> **WHAT THE EXERCISE ASKS**: Show all lines from the listing below that contain "ylabel".

> **GIVEN RECORDS**:
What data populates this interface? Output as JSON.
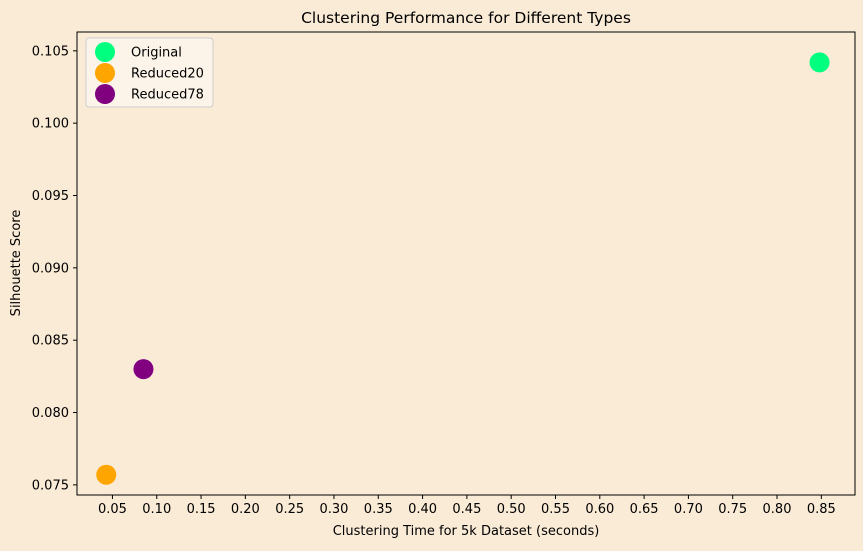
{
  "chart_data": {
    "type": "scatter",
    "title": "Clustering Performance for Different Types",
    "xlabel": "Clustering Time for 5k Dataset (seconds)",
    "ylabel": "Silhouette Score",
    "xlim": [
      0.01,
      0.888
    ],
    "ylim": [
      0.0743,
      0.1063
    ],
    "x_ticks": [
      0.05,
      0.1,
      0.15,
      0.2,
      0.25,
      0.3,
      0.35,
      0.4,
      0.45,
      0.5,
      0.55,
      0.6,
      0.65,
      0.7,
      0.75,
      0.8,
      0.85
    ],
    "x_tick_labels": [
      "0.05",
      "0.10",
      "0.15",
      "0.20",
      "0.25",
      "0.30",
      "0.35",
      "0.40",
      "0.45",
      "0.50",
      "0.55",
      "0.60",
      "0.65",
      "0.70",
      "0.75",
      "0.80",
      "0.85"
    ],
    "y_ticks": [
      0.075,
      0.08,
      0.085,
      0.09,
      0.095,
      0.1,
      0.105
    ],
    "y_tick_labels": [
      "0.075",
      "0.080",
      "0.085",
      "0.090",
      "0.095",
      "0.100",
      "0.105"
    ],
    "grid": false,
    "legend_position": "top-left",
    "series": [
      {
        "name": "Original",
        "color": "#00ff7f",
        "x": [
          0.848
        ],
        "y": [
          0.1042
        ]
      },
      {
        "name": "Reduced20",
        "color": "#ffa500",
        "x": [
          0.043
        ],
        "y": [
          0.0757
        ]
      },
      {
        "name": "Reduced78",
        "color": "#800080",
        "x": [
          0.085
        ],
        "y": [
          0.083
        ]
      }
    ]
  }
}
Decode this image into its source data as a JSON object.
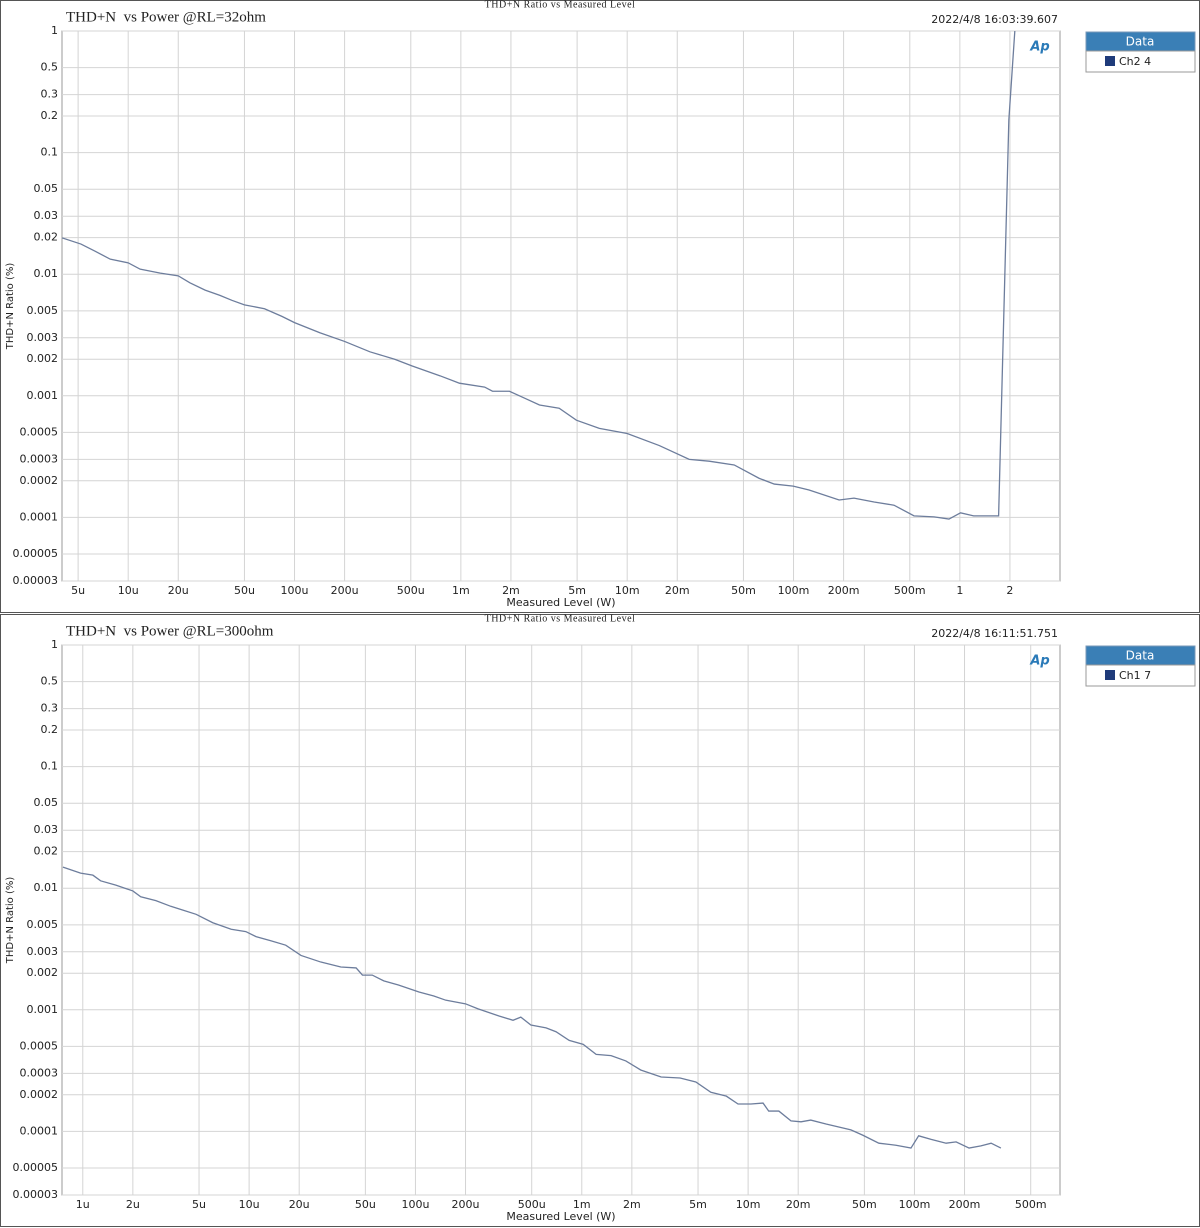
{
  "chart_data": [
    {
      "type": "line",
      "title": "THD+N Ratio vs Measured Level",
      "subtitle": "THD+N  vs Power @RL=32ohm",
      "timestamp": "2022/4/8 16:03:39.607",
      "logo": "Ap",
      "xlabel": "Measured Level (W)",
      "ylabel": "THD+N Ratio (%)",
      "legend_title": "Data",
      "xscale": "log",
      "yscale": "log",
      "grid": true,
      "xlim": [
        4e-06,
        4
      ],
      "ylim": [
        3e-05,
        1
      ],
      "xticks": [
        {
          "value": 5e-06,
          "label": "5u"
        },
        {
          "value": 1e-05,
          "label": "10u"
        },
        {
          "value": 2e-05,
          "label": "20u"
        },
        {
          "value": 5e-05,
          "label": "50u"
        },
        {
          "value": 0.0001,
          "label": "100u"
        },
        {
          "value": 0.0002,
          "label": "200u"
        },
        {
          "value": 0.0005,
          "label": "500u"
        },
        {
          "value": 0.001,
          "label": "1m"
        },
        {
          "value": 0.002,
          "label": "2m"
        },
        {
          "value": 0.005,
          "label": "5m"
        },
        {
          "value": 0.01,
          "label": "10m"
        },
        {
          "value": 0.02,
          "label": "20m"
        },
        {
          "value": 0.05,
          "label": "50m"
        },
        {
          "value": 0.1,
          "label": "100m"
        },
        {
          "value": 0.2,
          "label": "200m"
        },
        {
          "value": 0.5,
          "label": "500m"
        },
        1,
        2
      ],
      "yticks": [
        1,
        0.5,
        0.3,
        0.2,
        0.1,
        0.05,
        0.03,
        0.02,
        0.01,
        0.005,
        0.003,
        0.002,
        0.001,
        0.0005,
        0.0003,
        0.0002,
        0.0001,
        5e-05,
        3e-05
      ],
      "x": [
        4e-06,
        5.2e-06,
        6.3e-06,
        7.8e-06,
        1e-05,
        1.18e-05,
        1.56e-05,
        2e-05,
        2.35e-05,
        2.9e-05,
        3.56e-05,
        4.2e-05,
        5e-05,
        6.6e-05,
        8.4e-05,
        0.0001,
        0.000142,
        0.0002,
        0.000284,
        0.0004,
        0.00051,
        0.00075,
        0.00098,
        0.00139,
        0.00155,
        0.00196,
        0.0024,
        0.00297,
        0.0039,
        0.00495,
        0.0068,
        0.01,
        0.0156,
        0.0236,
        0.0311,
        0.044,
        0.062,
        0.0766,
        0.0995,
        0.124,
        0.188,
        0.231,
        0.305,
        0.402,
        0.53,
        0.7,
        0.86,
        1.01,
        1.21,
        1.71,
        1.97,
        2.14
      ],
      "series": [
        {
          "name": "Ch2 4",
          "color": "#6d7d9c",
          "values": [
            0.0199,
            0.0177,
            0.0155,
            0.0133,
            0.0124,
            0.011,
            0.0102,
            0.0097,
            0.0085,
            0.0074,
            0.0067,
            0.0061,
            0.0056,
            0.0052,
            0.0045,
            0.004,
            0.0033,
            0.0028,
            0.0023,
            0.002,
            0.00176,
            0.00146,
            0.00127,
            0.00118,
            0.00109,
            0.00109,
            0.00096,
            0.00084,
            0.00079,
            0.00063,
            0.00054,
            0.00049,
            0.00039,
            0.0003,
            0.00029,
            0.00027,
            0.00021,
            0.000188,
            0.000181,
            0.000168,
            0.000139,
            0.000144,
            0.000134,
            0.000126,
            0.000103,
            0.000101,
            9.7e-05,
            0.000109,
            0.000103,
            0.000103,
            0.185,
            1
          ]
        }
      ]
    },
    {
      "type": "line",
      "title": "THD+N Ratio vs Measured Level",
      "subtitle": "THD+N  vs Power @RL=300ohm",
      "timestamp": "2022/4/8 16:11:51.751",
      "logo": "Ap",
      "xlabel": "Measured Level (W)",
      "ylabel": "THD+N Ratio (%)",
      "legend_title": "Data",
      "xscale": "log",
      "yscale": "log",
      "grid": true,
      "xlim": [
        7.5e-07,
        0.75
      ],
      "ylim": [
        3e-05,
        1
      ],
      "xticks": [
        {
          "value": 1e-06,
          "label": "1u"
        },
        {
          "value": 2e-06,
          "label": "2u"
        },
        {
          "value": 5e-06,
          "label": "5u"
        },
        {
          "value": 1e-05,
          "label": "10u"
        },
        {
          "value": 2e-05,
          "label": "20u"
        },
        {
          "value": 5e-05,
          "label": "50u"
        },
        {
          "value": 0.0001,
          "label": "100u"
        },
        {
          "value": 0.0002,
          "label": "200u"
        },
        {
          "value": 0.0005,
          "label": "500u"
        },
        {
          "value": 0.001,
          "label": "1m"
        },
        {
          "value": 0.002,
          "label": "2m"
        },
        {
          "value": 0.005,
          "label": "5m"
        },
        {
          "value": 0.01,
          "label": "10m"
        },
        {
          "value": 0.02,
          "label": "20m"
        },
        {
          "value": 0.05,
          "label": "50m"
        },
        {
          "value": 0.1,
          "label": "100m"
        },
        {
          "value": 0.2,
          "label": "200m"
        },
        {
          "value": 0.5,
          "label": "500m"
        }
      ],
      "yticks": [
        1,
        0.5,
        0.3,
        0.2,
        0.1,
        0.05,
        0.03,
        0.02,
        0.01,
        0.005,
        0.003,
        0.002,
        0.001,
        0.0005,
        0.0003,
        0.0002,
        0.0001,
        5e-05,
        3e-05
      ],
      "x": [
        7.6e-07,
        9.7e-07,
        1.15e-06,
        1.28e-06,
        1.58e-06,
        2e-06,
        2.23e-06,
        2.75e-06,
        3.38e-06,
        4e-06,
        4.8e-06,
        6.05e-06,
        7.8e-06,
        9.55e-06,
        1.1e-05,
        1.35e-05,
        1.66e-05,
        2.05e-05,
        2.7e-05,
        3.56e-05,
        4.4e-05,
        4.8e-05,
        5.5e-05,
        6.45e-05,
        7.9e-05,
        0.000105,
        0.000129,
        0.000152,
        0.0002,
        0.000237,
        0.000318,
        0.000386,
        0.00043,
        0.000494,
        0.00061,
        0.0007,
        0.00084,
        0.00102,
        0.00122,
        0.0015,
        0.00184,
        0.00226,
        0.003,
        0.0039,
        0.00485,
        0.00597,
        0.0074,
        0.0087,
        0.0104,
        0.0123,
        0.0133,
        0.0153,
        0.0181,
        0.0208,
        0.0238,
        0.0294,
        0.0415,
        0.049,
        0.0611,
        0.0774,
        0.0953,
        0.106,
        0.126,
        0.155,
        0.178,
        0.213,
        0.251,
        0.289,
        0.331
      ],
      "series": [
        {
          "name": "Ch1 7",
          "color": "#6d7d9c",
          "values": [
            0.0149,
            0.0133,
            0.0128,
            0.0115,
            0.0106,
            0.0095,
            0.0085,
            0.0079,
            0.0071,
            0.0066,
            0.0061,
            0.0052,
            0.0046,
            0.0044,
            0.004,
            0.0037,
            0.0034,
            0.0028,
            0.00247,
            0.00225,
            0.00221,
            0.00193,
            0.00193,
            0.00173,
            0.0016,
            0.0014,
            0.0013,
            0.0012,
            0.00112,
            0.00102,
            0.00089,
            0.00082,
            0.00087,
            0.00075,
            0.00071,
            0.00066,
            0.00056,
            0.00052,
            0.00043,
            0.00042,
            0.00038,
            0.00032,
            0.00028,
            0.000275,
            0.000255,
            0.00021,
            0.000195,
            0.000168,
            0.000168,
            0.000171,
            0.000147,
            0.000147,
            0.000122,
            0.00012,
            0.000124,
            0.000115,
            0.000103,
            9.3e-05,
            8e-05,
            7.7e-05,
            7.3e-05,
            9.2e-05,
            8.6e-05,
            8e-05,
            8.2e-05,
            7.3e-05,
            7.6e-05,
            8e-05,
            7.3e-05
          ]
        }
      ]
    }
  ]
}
* * *
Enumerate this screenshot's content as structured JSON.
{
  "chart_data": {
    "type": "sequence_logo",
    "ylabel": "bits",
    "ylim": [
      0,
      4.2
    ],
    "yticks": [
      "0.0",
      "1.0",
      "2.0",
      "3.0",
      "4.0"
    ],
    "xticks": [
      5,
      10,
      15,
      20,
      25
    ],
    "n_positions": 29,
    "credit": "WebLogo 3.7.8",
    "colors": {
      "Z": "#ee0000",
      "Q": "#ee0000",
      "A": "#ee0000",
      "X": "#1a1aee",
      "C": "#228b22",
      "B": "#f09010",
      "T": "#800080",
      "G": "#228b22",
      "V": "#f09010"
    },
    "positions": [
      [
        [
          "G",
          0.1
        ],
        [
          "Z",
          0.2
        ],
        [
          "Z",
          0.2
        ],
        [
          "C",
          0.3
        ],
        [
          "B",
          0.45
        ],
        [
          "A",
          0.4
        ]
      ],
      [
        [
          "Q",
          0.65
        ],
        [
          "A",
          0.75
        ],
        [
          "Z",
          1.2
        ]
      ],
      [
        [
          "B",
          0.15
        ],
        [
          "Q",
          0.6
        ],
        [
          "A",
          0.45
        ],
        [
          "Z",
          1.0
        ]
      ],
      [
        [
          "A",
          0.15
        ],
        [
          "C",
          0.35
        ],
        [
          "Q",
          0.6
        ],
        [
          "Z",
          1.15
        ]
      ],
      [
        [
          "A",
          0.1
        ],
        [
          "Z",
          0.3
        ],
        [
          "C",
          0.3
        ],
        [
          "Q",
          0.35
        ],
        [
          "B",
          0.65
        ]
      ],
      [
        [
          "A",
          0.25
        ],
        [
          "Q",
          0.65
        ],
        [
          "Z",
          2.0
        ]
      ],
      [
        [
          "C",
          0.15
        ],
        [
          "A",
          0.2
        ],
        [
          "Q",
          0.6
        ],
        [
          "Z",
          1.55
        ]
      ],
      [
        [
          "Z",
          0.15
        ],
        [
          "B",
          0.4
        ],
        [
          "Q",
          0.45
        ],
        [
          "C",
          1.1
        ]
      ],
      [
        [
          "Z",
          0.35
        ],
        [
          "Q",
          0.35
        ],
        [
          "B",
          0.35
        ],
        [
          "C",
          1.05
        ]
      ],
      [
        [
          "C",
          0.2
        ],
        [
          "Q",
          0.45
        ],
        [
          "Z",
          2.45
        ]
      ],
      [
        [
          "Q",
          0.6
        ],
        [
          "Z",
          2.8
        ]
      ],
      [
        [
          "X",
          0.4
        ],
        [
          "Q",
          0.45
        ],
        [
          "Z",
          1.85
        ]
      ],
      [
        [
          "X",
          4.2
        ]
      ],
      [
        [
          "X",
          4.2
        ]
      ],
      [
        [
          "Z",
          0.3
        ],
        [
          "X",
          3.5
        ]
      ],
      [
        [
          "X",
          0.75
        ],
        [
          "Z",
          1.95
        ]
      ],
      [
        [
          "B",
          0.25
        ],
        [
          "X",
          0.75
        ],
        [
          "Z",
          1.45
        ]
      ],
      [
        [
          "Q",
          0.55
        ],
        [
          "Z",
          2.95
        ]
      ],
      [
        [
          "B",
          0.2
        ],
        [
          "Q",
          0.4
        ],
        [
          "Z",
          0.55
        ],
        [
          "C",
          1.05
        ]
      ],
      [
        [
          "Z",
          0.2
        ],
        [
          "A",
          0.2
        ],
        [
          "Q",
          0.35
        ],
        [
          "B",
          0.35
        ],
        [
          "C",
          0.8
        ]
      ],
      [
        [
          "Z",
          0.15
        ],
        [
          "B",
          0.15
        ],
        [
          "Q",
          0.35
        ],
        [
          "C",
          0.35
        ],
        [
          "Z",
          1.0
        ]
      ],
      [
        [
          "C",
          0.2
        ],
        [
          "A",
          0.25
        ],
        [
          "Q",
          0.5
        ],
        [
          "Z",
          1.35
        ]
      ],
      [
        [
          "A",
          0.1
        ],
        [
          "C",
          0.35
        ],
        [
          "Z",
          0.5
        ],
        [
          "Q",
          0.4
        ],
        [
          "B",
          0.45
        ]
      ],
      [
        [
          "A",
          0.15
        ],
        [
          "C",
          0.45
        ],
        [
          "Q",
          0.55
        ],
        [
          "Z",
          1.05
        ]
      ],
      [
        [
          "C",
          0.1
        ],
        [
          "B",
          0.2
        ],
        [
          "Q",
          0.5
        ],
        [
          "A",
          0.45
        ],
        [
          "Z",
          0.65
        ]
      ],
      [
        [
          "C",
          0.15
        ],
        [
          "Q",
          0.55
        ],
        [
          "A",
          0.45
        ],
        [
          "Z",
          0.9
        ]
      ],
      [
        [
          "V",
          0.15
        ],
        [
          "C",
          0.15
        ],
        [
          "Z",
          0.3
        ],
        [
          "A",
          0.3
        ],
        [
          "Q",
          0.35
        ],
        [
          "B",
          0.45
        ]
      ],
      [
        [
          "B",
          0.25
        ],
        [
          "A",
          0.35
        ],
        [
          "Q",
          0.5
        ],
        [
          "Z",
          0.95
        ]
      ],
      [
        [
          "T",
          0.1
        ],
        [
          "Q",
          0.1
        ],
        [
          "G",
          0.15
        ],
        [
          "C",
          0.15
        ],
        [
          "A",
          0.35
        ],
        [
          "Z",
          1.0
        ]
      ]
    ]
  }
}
--
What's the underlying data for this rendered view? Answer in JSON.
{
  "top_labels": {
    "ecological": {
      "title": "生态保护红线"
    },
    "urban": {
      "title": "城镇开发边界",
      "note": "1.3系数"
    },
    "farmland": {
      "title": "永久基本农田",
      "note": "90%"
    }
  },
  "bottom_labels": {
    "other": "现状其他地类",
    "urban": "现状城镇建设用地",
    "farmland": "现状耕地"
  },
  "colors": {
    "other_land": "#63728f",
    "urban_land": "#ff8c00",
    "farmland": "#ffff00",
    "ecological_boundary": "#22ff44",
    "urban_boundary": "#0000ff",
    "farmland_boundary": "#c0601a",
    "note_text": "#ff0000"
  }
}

> **PROBLEM SOLUTION**:
    "ylabel": "Silhouette Score",
      "ylabel": "THD+N Ratio (%)",
      "ylabel": "THD+N Ratio (%)",
    "ylabel": "bits",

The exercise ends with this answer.